== DATA SUPPLIED ==

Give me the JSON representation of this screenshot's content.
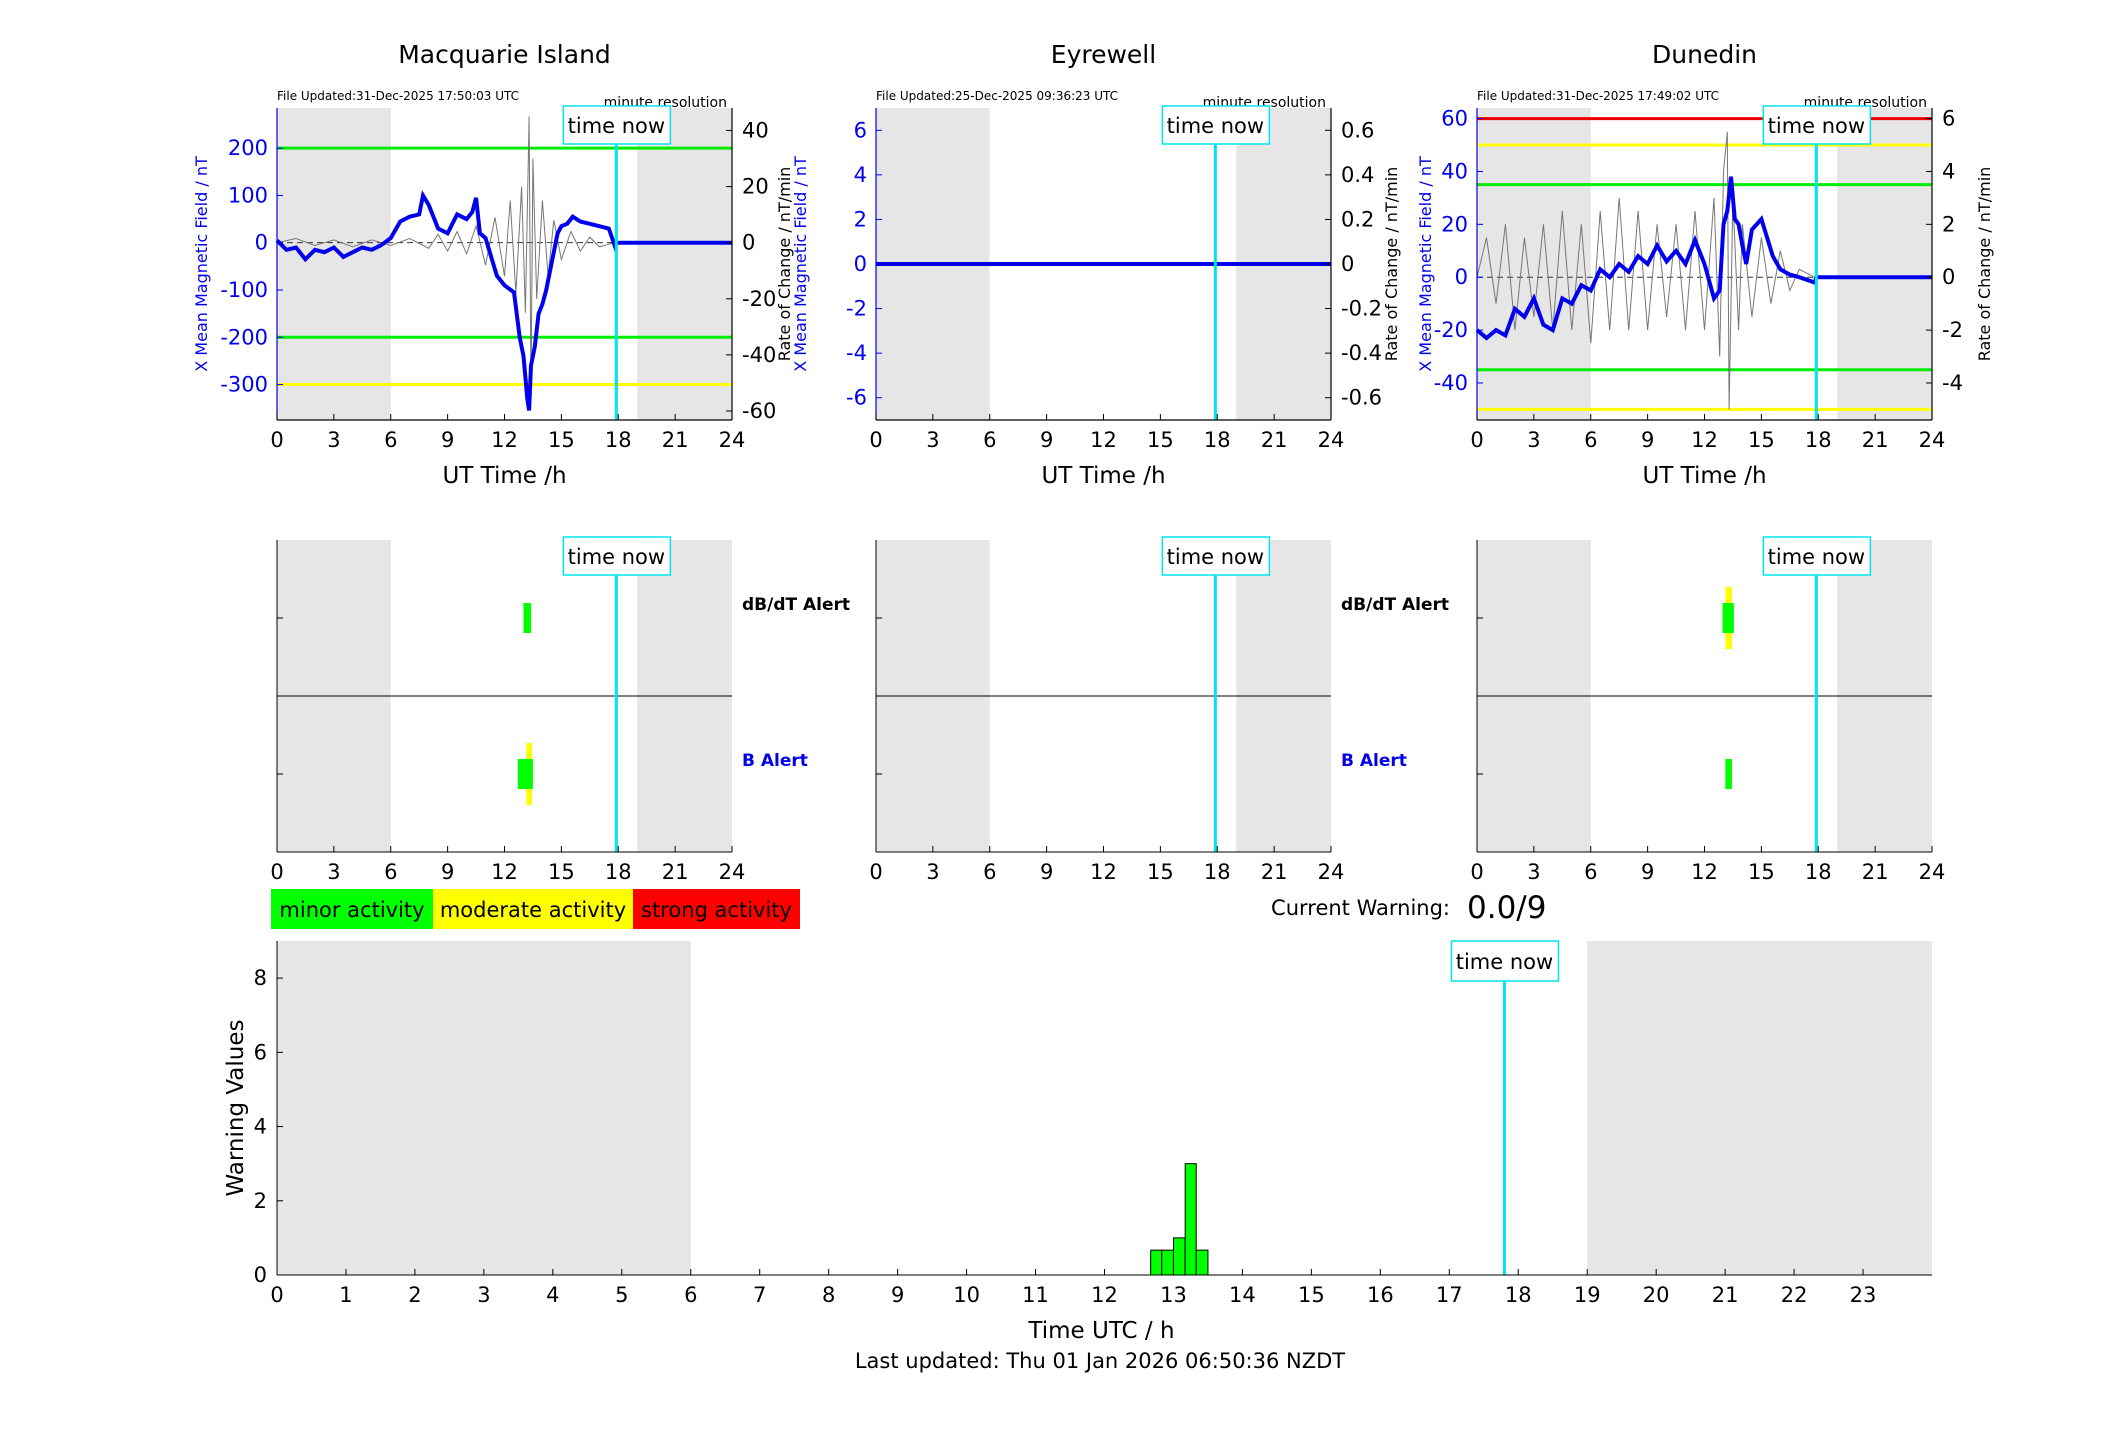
{
  "colors": {
    "b_field": "#0000ee",
    "rate": "#777777",
    "night": "#e6e6e6",
    "now": "#00e5ee",
    "minor": "#00ff00",
    "moderate": "#ffff00",
    "strong": "#ff0000",
    "alert_b_label": "#0000ee"
  },
  "station_panels": [
    {
      "title": "Macquarie Island",
      "file_updated": "File Updated:31-Dec-2025 17:50:03 UTC",
      "resolution": "minute resolution",
      "time_now_label": "time now",
      "xlabel": "UT Time /h",
      "ylabel_left": "X Mean Magnetic Field / nT",
      "ylabel_right": "Rate of Change / nT/min",
      "x_ticks": [
        "0",
        "3",
        "6",
        "9",
        "12",
        "15",
        "18",
        "21",
        "24"
      ],
      "ylim_left": [
        -375,
        285
      ],
      "ylim_right": [
        -63.2,
        48.0
      ],
      "y_ticks_left": [
        "-300",
        "-200",
        "-100",
        "0",
        "100",
        "200"
      ],
      "y_ticks_right": [
        "-60",
        "-40",
        "-20",
        "0",
        "20",
        "40"
      ],
      "night_bands": [
        [
          0,
          6
        ],
        [
          19,
          24
        ]
      ],
      "time_now": 17.9,
      "threshold_lines": [
        {
          "value": 200,
          "color": "#00ee00"
        },
        {
          "value": -200,
          "color": "#00ee00"
        },
        {
          "value": -300,
          "color": "#ffff00"
        }
      ],
      "b_series": [
        [
          0,
          5
        ],
        [
          0.5,
          -15
        ],
        [
          1,
          -10
        ],
        [
          1.5,
          -35
        ],
        [
          2,
          -15
        ],
        [
          2.5,
          -20
        ],
        [
          3,
          -10
        ],
        [
          3.5,
          -30
        ],
        [
          4,
          -20
        ],
        [
          4.5,
          -10
        ],
        [
          5,
          -15
        ],
        [
          5.5,
          -5
        ],
        [
          6,
          10
        ],
        [
          6.5,
          45
        ],
        [
          7,
          55
        ],
        [
          7.5,
          60
        ],
        [
          7.7,
          100
        ],
        [
          8,
          80
        ],
        [
          8.5,
          30
        ],
        [
          9,
          20
        ],
        [
          9.5,
          60
        ],
        [
          10,
          50
        ],
        [
          10.3,
          65
        ],
        [
          10.5,
          95
        ],
        [
          10.7,
          20
        ],
        [
          11,
          10
        ],
        [
          11.3,
          -30
        ],
        [
          11.6,
          -70
        ],
        [
          12,
          -90
        ],
        [
          12.5,
          -105
        ],
        [
          12.8,
          -200
        ],
        [
          13,
          -240
        ],
        [
          13.2,
          -330
        ],
        [
          13.3,
          -355
        ],
        [
          13.4,
          -260
        ],
        [
          13.6,
          -220
        ],
        [
          13.8,
          -150
        ],
        [
          14,
          -130
        ],
        [
          14.2,
          -100
        ],
        [
          14.5,
          -40
        ],
        [
          14.8,
          20
        ],
        [
          15,
          35
        ],
        [
          15.3,
          40
        ],
        [
          15.6,
          55
        ],
        [
          16,
          45
        ],
        [
          16.5,
          40
        ],
        [
          17,
          35
        ],
        [
          17.5,
          30
        ],
        [
          17.85,
          -10
        ],
        [
          17.9,
          0
        ],
        [
          24,
          0
        ]
      ],
      "rate_series": [
        [
          0,
          0
        ],
        [
          1,
          1.5
        ],
        [
          2,
          -1
        ],
        [
          3,
          1
        ],
        [
          4,
          -1.5
        ],
        [
          5,
          1
        ],
        [
          6,
          -1
        ],
        [
          7,
          1.5
        ],
        [
          8,
          -2
        ],
        [
          8.5,
          3
        ],
        [
          9,
          -3
        ],
        [
          9.5,
          4
        ],
        [
          10,
          -4
        ],
        [
          10.5,
          6
        ],
        [
          11,
          -8
        ],
        [
          11.5,
          9
        ],
        [
          12,
          -12
        ],
        [
          12.3,
          15
        ],
        [
          12.6,
          -18
        ],
        [
          12.9,
          20
        ],
        [
          13.1,
          -25
        ],
        [
          13.3,
          45
        ],
        [
          13.4,
          -55
        ],
        [
          13.5,
          30
        ],
        [
          13.7,
          -20
        ],
        [
          14,
          15
        ],
        [
          14.3,
          -12
        ],
        [
          14.6,
          8
        ],
        [
          15,
          -6
        ],
        [
          15.5,
          4
        ],
        [
          16,
          -3
        ],
        [
          16.5,
          2
        ],
        [
          17,
          -1.5
        ],
        [
          17.8,
          0
        ]
      ]
    },
    {
      "title": "Eyrewell",
      "file_updated": "File Updated:25-Dec-2025 09:36:23 UTC",
      "resolution": "minute resolution",
      "time_now_label": "time now",
      "xlabel": "UT Time /h",
      "ylabel_left": "X Mean Magnetic Field / nT",
      "ylabel_right": "Rate of Change / nT/min",
      "x_ticks": [
        "0",
        "3",
        "6",
        "9",
        "12",
        "15",
        "18",
        "21",
        "24"
      ],
      "ylim_left": [
        -7,
        7
      ],
      "ylim_right": [
        -0.7,
        0.7
      ],
      "y_ticks_left": [
        "-6",
        "-4",
        "-2",
        "0",
        "2",
        "4",
        "6"
      ],
      "y_ticks_right": [
        "-0.6",
        "-0.4",
        "-0.2",
        "0",
        "0.2",
        "0.4",
        "0.6"
      ],
      "night_bands": [
        [
          0,
          6
        ],
        [
          19,
          24
        ]
      ],
      "time_now": 17.9,
      "threshold_lines": [],
      "b_series": [
        [
          0,
          0
        ],
        [
          24,
          0
        ]
      ],
      "rate_series": [
        [
          0,
          0
        ],
        [
          24,
          0
        ]
      ]
    },
    {
      "title": "Dunedin",
      "file_updated": "File Updated:31-Dec-2025 17:49:02 UTC",
      "resolution": "minute resolution",
      "time_now_label": "time now",
      "xlabel": "UT Time /h",
      "ylabel_left": "X Mean Magnetic Field / nT",
      "ylabel_right": "Rate of Change / nT/min",
      "x_ticks": [
        "0",
        "3",
        "6",
        "9",
        "12",
        "15",
        "18",
        "21",
        "24"
      ],
      "ylim_left": [
        -54,
        64
      ],
      "ylim_right": [
        -5.4,
        6.4
      ],
      "y_ticks_left": [
        "-40",
        "-20",
        "0",
        "20",
        "40",
        "60"
      ],
      "y_ticks_right": [
        "-4",
        "-2",
        "0",
        "2",
        "4",
        "6"
      ],
      "night_bands": [
        [
          0,
          6
        ],
        [
          19,
          24
        ]
      ],
      "time_now": 17.9,
      "threshold_lines": [
        {
          "value": 60,
          "color": "#ee0000"
        },
        {
          "value": 50,
          "color": "#ffff00"
        },
        {
          "value": 35,
          "color": "#00ee00"
        },
        {
          "value": -35,
          "color": "#00ee00"
        },
        {
          "value": -50,
          "color": "#ffff00"
        }
      ],
      "b_series": [
        [
          0,
          -20
        ],
        [
          0.5,
          -23
        ],
        [
          1,
          -20
        ],
        [
          1.5,
          -22
        ],
        [
          2,
          -12
        ],
        [
          2.5,
          -15
        ],
        [
          3,
          -8
        ],
        [
          3.5,
          -18
        ],
        [
          4,
          -20
        ],
        [
          4.5,
          -8
        ],
        [
          5,
          -10
        ],
        [
          5.5,
          -3
        ],
        [
          6,
          -5
        ],
        [
          6.5,
          3
        ],
        [
          7,
          0
        ],
        [
          7.5,
          5
        ],
        [
          8,
          2
        ],
        [
          8.5,
          8
        ],
        [
          9,
          5
        ],
        [
          9.5,
          12
        ],
        [
          10,
          6
        ],
        [
          10.5,
          10
        ],
        [
          11,
          5
        ],
        [
          11.5,
          14
        ],
        [
          12,
          5
        ],
        [
          12.5,
          -8
        ],
        [
          12.8,
          -5
        ],
        [
          13,
          20
        ],
        [
          13.2,
          25
        ],
        [
          13.4,
          38
        ],
        [
          13.6,
          22
        ],
        [
          13.8,
          20
        ],
        [
          14,
          12
        ],
        [
          14.2,
          5
        ],
        [
          14.5,
          18
        ],
        [
          15,
          22
        ],
        [
          15.3,
          15
        ],
        [
          15.6,
          8
        ],
        [
          16,
          3
        ],
        [
          16.5,
          1
        ],
        [
          17,
          0
        ],
        [
          17.8,
          -2
        ],
        [
          17.9,
          0
        ],
        [
          24,
          0
        ]
      ],
      "rate_series": [
        [
          0,
          0
        ],
        [
          0.5,
          1.5
        ],
        [
          1,
          -1
        ],
        [
          1.5,
          2
        ],
        [
          2,
          -2
        ],
        [
          2.5,
          1.5
        ],
        [
          3,
          -1.5
        ],
        [
          3.5,
          2
        ],
        [
          4,
          -2
        ],
        [
          4.5,
          2.5
        ],
        [
          5,
          -2
        ],
        [
          5.5,
          2
        ],
        [
          6,
          -2.5
        ],
        [
          6.5,
          2.5
        ],
        [
          7,
          -2
        ],
        [
          7.5,
          3
        ],
        [
          8,
          -2
        ],
        [
          8.5,
          2.5
        ],
        [
          9,
          -2
        ],
        [
          9.5,
          2
        ],
        [
          10,
          -1.5
        ],
        [
          10.5,
          2
        ],
        [
          11,
          -2
        ],
        [
          11.5,
          2.5
        ],
        [
          12,
          -2
        ],
        [
          12.5,
          3
        ],
        [
          12.8,
          -3
        ],
        [
          13,
          4
        ],
        [
          13.2,
          5.5
        ],
        [
          13.3,
          -5
        ],
        [
          13.5,
          3
        ],
        [
          13.8,
          -2
        ],
        [
          14,
          2
        ],
        [
          14.5,
          -1.5
        ],
        [
          15,
          1.5
        ],
        [
          15.5,
          -1
        ],
        [
          16,
          1
        ],
        [
          16.5,
          -0.5
        ],
        [
          17,
          0.3
        ],
        [
          17.8,
          0
        ]
      ]
    }
  ],
  "alert_panels": [
    {
      "time_now_label": "time now",
      "x_ticks": [
        "0",
        "3",
        "6",
        "9",
        "12",
        "15",
        "18",
        "21",
        "24"
      ],
      "night_bands": [
        [
          0,
          6
        ],
        [
          19,
          24
        ]
      ],
      "time_now": 17.9,
      "row_labels": [
        "dB/dT Alert",
        "B Alert"
      ],
      "dbdt_marks": [
        {
          "start": 13.0,
          "end": 13.4,
          "level": "minor"
        }
      ],
      "b_marks": [
        {
          "start": 13.15,
          "end": 13.45,
          "level": "moderate"
        },
        {
          "start": 12.7,
          "end": 13.5,
          "level": "minor"
        }
      ]
    },
    {
      "time_now_label": "time now",
      "x_ticks": [
        "0",
        "3",
        "6",
        "9",
        "12",
        "15",
        "18",
        "21",
        "24"
      ],
      "night_bands": [
        [
          0,
          6
        ],
        [
          19,
          24
        ]
      ],
      "time_now": 17.9,
      "row_labels": [
        "dB/dT Alert",
        "B Alert"
      ],
      "dbdt_marks": [],
      "b_marks": []
    },
    {
      "time_now_label": "time now",
      "x_ticks": [
        "0",
        "3",
        "6",
        "9",
        "12",
        "15",
        "18",
        "21",
        "24"
      ],
      "night_bands": [
        [
          0,
          6
        ],
        [
          19,
          24
        ]
      ],
      "time_now": 17.9,
      "row_labels": [],
      "dbdt_marks": [
        {
          "start": 13.1,
          "end": 13.45,
          "level": "moderate"
        },
        {
          "start": 12.95,
          "end": 13.55,
          "level": "minor"
        }
      ],
      "b_marks": [
        {
          "start": 13.1,
          "end": 13.45,
          "level": "minor"
        }
      ]
    }
  ],
  "legend": [
    {
      "label": "minor activity",
      "color": "#00ff00"
    },
    {
      "label": "moderate activity",
      "color": "#ffff00"
    },
    {
      "label": "strong activity",
      "color": "#ff0000"
    }
  ],
  "current_warning": {
    "label": "Current Warning:",
    "value": "0.0/9"
  },
  "chart_data": {
    "type": "bar",
    "xlabel": "Time UTC / h",
    "ylabel": "Warning Values",
    "xlim": [
      0,
      24
    ],
    "ylim": [
      0,
      9
    ],
    "x_ticks": [
      "0",
      "1",
      "2",
      "3",
      "4",
      "5",
      "6",
      "7",
      "8",
      "9",
      "10",
      "11",
      "12",
      "13",
      "14",
      "15",
      "16",
      "17",
      "18",
      "19",
      "20",
      "21",
      "22",
      "23"
    ],
    "y_ticks": [
      "0",
      "2",
      "4",
      "6",
      "8"
    ],
    "night_bands": [
      [
        0,
        6
      ],
      [
        19,
        24
      ]
    ],
    "time_now": 17.8,
    "time_now_label": "time now",
    "bars": [
      {
        "start": 12.67,
        "end": 12.83,
        "value": 0.67
      },
      {
        "start": 12.83,
        "end": 13.0,
        "value": 0.67
      },
      {
        "start": 13.0,
        "end": 13.17,
        "value": 1.0
      },
      {
        "start": 13.17,
        "end": 13.33,
        "value": 3.0
      },
      {
        "start": 13.33,
        "end": 13.5,
        "value": 0.67
      }
    ]
  },
  "footer": "Last updated: Thu 01 Jan 2026 06:50:36 NZDT"
}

===

> WHAT THE TASK ASKS
Report the number of lines in the entries above that include the string "activity". Give nothing but the number.

> CORRECT RESPONSE
3